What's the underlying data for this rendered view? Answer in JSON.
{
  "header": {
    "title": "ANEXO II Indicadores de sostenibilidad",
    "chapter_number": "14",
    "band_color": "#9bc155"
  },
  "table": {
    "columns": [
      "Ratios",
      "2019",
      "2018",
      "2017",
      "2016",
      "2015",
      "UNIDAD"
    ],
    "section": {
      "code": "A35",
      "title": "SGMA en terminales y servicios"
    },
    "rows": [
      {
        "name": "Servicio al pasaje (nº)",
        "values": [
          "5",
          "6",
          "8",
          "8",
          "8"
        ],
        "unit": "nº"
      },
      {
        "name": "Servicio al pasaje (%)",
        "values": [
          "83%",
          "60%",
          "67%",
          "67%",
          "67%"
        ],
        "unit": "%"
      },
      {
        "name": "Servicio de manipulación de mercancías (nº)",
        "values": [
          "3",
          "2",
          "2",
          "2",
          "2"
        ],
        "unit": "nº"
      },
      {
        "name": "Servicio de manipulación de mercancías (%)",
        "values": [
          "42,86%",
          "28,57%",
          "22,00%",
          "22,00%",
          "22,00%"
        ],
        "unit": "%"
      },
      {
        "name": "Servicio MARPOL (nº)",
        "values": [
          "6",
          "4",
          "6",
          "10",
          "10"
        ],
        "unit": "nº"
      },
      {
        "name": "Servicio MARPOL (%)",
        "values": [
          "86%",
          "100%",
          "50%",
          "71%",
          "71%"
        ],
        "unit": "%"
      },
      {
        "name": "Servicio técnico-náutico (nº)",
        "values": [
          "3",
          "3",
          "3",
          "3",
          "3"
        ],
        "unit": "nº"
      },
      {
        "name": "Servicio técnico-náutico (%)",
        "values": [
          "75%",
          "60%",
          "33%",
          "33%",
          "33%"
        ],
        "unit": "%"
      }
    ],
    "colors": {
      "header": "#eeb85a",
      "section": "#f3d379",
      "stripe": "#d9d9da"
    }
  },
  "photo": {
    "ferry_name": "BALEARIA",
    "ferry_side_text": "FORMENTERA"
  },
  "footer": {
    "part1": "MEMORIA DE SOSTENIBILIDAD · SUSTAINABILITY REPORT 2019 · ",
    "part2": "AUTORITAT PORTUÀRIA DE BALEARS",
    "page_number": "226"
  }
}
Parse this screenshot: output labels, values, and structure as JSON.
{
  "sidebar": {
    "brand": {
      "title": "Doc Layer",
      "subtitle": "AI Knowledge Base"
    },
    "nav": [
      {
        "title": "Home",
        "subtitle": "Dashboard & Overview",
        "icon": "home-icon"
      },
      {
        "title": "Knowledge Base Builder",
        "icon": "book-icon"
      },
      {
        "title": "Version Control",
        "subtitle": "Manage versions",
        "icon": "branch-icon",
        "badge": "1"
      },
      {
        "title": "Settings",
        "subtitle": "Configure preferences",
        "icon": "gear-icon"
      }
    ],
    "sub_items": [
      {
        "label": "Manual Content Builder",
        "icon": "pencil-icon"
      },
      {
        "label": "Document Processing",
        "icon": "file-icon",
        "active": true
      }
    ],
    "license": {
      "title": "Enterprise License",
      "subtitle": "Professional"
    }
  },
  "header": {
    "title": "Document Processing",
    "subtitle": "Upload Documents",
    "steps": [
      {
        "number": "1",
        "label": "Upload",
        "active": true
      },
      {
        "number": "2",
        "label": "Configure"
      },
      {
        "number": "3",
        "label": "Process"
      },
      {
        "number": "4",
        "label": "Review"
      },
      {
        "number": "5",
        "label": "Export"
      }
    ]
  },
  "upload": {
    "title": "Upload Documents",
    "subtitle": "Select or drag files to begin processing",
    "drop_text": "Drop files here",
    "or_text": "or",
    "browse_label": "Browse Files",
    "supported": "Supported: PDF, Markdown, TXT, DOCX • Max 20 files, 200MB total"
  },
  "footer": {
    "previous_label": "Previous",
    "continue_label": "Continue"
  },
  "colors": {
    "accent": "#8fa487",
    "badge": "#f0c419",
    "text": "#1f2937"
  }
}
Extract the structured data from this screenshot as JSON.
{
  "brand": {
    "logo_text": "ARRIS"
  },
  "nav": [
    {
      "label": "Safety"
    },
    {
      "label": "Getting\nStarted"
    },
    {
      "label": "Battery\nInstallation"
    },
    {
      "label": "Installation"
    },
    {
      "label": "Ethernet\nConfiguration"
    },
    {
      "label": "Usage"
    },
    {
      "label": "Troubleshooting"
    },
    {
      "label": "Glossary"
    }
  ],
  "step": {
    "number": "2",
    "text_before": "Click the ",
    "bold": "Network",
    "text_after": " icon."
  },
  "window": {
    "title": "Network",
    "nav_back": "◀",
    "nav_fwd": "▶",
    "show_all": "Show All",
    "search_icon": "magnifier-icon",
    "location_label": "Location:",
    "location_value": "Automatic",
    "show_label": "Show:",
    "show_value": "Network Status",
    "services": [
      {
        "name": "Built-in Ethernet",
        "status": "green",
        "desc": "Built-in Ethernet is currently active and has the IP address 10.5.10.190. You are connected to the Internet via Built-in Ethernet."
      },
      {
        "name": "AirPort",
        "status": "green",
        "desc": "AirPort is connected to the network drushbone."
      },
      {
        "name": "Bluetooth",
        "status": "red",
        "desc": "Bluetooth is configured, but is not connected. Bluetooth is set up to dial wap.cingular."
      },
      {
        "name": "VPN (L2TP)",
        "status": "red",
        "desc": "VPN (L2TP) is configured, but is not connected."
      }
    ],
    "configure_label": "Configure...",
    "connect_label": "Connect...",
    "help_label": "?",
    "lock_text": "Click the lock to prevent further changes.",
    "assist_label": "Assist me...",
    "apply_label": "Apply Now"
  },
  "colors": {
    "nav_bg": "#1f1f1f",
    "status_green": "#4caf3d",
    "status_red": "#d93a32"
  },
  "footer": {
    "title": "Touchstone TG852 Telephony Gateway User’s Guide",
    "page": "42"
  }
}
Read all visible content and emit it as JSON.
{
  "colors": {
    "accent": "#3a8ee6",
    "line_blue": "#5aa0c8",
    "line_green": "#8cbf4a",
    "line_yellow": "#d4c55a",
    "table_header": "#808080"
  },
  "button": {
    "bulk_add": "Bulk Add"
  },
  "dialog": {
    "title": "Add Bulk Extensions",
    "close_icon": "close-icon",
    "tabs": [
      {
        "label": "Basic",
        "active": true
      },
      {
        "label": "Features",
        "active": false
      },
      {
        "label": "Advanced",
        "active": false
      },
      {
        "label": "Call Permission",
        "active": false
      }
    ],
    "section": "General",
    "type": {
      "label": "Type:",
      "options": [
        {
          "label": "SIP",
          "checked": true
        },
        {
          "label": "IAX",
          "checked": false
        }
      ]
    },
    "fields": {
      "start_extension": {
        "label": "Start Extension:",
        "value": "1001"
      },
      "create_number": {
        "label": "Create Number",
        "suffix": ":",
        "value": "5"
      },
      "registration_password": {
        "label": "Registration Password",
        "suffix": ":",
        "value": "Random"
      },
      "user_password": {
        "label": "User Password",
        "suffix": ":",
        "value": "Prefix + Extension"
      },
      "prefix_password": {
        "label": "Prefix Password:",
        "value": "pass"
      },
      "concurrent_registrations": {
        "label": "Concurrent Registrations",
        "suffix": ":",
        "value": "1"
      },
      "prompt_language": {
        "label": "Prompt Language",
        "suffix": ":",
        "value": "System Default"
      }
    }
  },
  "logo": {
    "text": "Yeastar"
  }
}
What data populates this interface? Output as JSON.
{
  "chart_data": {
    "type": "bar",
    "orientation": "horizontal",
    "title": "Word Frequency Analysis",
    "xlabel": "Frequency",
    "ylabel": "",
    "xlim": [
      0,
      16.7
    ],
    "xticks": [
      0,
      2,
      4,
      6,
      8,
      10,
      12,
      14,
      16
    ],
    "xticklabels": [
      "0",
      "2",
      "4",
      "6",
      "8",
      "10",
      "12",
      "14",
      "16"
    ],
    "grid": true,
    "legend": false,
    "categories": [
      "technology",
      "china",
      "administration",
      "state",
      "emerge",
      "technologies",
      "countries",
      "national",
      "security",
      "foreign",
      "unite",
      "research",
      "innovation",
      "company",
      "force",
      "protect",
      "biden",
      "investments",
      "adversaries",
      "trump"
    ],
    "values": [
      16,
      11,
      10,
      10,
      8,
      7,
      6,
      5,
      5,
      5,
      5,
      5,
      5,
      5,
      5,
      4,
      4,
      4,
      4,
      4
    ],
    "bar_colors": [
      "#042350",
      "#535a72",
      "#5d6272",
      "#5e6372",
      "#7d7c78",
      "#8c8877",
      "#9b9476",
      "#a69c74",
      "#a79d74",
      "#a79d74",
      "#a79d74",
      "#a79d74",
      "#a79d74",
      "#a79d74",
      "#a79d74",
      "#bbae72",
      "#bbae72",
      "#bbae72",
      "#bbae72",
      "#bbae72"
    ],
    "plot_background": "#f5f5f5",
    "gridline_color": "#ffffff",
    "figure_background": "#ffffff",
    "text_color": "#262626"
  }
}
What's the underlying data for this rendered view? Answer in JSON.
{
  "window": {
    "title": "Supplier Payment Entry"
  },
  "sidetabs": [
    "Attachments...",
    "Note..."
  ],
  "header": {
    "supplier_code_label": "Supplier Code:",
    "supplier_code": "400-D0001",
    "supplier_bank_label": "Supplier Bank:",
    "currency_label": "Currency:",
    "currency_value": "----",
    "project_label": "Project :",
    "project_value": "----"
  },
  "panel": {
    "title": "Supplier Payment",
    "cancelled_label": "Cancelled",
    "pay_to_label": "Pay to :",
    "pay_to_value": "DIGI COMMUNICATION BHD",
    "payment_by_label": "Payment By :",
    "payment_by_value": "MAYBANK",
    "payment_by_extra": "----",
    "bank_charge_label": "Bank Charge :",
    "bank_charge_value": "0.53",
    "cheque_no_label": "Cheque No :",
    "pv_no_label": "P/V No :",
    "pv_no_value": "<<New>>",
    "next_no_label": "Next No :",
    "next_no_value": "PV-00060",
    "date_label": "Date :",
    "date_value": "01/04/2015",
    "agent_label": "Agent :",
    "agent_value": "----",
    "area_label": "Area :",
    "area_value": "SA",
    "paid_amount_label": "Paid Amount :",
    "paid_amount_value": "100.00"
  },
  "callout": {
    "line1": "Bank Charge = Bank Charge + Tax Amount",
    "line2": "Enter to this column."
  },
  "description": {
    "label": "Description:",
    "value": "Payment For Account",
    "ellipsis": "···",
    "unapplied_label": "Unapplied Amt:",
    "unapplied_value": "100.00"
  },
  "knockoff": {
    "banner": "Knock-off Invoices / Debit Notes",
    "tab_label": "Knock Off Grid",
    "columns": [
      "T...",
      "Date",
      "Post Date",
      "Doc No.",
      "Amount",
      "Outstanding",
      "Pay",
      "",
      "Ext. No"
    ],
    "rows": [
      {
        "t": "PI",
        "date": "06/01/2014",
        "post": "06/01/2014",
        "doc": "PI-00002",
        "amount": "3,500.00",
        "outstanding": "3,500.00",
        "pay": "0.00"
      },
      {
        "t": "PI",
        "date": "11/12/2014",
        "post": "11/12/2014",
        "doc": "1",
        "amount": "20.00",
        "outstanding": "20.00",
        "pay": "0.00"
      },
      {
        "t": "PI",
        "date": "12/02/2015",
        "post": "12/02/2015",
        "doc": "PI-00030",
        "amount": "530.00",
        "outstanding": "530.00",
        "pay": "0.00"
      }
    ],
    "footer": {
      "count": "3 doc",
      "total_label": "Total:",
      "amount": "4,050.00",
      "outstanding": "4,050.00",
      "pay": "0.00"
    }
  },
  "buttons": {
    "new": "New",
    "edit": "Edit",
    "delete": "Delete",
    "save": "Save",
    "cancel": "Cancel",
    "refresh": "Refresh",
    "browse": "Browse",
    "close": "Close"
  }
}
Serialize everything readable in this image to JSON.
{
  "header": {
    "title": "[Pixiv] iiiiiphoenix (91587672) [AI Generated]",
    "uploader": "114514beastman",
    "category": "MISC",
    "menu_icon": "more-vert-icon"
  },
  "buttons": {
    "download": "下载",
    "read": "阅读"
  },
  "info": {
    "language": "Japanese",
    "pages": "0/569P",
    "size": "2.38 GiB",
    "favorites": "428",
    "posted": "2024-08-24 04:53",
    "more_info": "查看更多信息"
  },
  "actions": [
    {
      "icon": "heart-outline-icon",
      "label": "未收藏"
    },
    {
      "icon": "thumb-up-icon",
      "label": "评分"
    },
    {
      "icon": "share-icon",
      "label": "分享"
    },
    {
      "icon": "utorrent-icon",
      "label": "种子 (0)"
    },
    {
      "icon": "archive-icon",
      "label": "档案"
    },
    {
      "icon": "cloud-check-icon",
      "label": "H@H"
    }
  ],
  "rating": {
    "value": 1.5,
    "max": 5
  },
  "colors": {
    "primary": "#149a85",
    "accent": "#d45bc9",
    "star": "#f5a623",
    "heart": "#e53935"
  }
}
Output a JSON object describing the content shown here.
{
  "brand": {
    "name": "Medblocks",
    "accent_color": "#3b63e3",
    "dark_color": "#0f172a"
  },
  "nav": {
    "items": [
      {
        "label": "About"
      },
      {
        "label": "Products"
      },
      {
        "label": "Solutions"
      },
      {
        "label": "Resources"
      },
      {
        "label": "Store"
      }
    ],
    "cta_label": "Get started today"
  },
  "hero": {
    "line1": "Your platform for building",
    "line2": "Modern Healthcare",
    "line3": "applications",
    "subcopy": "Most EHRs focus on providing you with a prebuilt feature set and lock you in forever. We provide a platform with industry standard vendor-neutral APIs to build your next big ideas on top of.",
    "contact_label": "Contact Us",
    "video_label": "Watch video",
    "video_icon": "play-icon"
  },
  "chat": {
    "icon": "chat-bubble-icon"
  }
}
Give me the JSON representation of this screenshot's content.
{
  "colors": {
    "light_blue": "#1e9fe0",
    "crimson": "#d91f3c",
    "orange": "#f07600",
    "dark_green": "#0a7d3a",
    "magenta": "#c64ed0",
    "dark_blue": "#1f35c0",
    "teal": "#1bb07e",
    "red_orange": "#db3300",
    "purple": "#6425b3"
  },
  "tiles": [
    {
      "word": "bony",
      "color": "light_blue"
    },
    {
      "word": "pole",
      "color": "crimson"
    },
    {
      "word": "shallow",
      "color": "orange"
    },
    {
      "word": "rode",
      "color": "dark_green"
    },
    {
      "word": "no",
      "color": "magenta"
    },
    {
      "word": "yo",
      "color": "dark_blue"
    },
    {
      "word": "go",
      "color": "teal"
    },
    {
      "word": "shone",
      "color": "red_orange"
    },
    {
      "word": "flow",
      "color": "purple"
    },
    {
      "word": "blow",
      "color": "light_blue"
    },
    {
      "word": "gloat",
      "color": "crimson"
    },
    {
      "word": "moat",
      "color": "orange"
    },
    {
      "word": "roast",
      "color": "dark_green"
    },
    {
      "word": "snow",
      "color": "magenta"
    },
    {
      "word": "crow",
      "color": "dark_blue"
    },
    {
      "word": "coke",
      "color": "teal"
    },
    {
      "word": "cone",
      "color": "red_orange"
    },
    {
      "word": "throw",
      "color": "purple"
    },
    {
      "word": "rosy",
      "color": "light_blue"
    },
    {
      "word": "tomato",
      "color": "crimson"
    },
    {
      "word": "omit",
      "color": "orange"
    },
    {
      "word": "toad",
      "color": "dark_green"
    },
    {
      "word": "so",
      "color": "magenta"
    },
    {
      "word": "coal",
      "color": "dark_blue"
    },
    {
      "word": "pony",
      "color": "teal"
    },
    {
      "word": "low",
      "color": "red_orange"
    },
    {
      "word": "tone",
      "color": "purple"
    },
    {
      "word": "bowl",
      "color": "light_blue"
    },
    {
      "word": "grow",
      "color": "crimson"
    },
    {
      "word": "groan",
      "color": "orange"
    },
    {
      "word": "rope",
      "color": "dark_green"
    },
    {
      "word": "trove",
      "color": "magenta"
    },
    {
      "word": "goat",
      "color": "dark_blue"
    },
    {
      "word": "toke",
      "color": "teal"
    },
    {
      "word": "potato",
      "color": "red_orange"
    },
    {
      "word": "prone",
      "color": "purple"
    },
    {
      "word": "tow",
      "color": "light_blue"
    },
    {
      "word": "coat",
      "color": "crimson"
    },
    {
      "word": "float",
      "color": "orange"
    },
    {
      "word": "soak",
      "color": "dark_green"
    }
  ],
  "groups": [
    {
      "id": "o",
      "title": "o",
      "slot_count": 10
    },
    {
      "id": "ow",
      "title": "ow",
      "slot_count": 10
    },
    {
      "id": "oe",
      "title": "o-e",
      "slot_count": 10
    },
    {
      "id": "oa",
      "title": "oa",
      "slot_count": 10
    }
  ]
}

• [What to do] Copy every line from the entries that contains the word "Knowledge".

• [Complete output]
      "subtitle": "AI Knowledge Base"
        "title": "Knowledge Base Builder",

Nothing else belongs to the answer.